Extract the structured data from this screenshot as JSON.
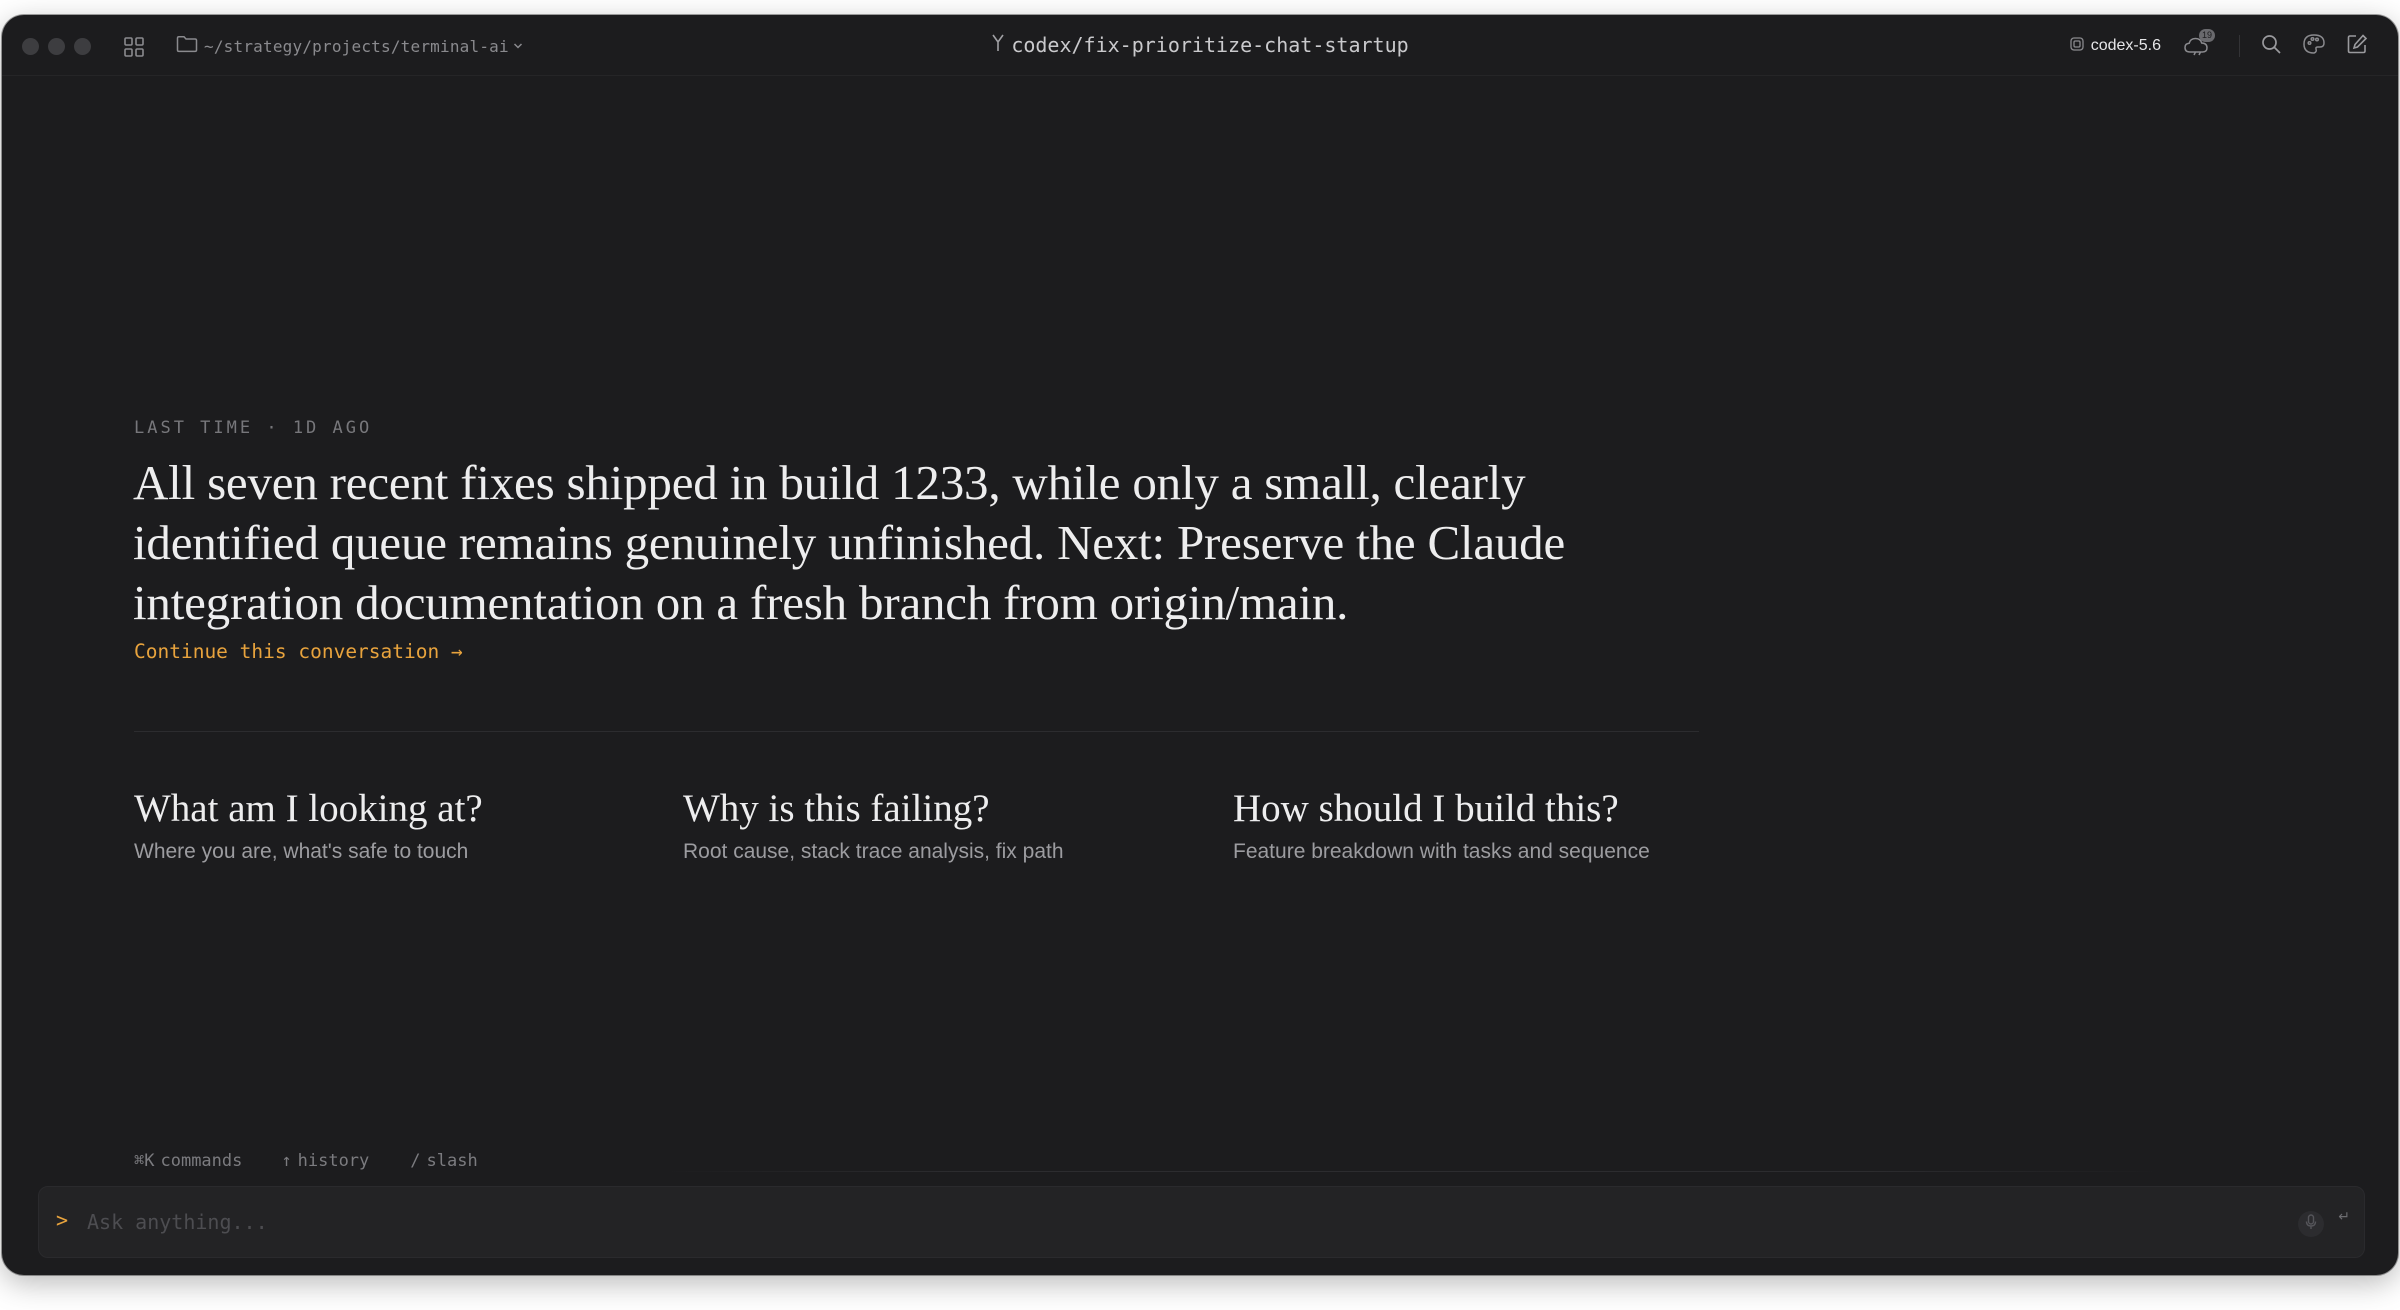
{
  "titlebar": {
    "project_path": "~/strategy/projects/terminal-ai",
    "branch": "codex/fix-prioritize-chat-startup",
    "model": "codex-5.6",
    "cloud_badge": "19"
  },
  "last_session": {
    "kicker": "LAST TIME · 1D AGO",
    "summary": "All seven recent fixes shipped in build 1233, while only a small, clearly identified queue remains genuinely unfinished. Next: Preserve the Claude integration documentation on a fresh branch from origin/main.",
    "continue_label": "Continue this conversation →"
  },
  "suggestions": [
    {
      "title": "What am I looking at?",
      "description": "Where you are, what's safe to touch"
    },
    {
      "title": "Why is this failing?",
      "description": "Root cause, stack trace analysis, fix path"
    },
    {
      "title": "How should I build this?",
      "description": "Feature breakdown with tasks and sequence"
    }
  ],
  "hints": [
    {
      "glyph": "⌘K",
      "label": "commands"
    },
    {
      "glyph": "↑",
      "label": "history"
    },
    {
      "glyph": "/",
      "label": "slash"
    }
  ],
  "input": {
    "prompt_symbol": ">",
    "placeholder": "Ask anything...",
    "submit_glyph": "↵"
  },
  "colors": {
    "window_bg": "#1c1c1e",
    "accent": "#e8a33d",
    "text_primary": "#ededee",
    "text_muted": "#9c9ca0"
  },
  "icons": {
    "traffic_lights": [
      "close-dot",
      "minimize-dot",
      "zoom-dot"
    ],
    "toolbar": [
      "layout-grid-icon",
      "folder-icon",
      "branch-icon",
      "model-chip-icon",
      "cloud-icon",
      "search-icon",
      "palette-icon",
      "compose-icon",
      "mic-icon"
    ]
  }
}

○ ○ ○ ○

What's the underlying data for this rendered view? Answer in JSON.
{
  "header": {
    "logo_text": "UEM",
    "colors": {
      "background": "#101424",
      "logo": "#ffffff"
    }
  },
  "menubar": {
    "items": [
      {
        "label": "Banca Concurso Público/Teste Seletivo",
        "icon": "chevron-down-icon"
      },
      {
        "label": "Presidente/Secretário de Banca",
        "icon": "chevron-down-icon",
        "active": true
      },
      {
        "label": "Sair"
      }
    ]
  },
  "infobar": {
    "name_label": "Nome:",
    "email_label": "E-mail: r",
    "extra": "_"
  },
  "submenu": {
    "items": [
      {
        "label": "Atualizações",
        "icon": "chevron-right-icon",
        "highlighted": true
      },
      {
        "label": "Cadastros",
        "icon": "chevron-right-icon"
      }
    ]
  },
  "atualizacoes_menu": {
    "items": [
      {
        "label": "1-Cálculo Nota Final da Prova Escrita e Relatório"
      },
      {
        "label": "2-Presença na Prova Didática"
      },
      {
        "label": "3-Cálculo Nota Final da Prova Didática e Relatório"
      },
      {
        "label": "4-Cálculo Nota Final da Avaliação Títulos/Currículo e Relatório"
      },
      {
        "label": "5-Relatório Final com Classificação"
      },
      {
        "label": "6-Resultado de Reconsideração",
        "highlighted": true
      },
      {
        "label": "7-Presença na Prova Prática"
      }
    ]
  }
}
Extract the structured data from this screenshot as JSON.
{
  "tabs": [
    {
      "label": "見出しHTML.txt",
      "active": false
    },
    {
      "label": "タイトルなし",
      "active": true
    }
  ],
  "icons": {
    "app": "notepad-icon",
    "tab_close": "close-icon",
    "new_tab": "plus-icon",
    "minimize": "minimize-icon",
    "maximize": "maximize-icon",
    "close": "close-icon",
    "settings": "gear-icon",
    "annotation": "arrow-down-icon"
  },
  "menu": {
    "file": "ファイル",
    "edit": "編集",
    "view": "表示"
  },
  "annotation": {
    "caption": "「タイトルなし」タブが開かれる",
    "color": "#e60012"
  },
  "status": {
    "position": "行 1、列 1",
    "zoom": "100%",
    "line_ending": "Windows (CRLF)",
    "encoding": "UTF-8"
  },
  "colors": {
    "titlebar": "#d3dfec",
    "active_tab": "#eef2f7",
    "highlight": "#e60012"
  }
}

○ ○ ○ ○

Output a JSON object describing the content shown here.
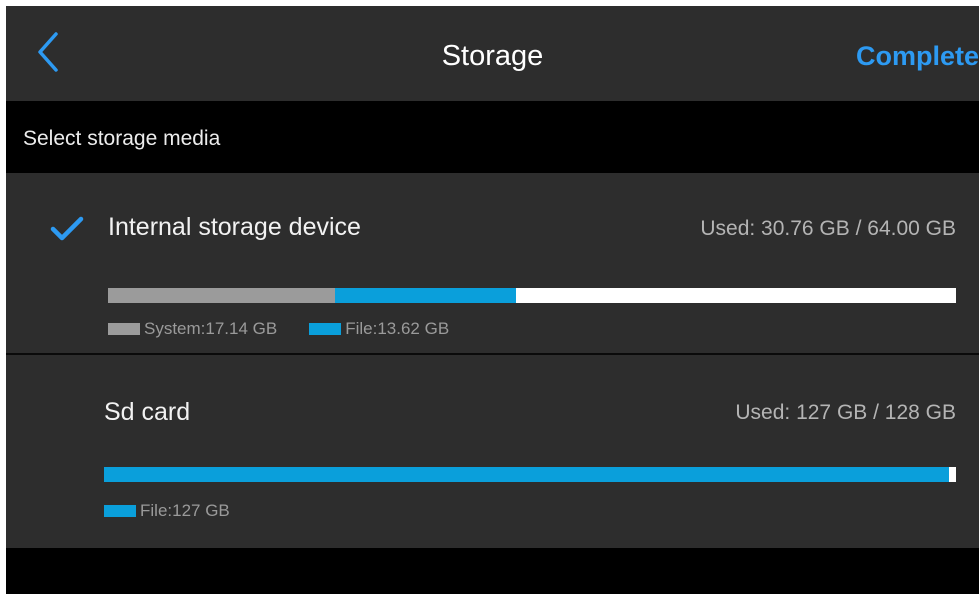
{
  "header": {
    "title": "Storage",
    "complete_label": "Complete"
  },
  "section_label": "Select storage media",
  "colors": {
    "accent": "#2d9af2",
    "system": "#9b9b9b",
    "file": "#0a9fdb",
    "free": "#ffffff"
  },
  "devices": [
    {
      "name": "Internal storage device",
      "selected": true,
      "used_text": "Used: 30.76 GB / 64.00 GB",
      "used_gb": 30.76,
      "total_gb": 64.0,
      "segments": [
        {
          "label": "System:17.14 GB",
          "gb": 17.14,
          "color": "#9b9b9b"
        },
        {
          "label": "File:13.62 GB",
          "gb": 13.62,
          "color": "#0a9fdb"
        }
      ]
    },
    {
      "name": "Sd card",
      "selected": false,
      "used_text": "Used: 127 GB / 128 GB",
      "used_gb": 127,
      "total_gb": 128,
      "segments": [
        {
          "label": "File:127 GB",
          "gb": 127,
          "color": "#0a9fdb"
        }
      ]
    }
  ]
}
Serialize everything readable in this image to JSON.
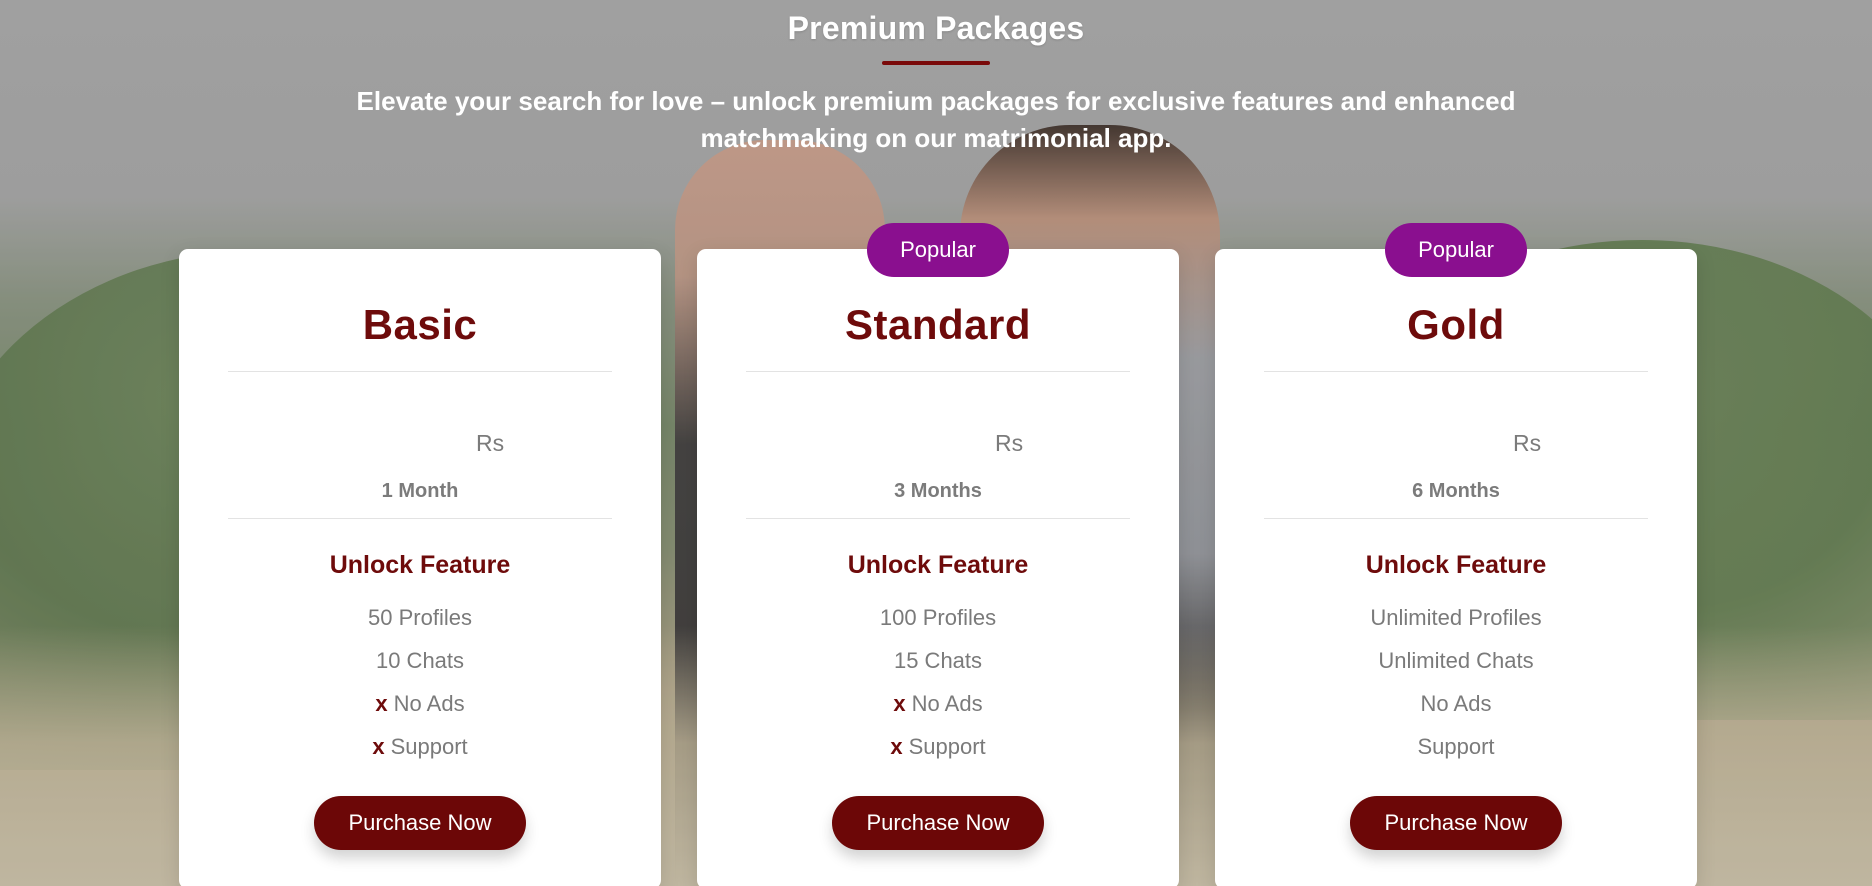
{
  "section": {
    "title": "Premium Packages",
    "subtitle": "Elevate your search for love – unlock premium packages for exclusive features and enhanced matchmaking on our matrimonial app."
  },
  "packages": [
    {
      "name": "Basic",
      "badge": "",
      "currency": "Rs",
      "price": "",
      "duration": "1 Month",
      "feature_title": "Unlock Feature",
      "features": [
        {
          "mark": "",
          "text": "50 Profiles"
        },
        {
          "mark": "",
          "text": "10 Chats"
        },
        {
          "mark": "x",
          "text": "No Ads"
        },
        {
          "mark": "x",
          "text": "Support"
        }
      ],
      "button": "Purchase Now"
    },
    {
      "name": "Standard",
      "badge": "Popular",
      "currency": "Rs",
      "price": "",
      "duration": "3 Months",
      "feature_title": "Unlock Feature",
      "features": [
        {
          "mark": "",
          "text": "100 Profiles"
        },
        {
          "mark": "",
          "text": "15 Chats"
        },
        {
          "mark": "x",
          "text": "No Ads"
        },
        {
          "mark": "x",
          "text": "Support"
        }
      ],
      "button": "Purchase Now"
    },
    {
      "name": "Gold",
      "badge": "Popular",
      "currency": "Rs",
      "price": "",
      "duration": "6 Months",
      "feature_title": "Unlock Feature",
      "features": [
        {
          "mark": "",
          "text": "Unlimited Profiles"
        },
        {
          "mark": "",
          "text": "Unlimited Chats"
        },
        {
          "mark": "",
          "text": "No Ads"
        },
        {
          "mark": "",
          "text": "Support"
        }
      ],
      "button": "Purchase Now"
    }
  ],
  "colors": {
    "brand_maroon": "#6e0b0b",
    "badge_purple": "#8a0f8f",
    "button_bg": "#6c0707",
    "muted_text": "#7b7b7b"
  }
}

○ ○ ○ ○

Work to complete
Count the lines above that contain the word "description". Give only the number.

Right answer
3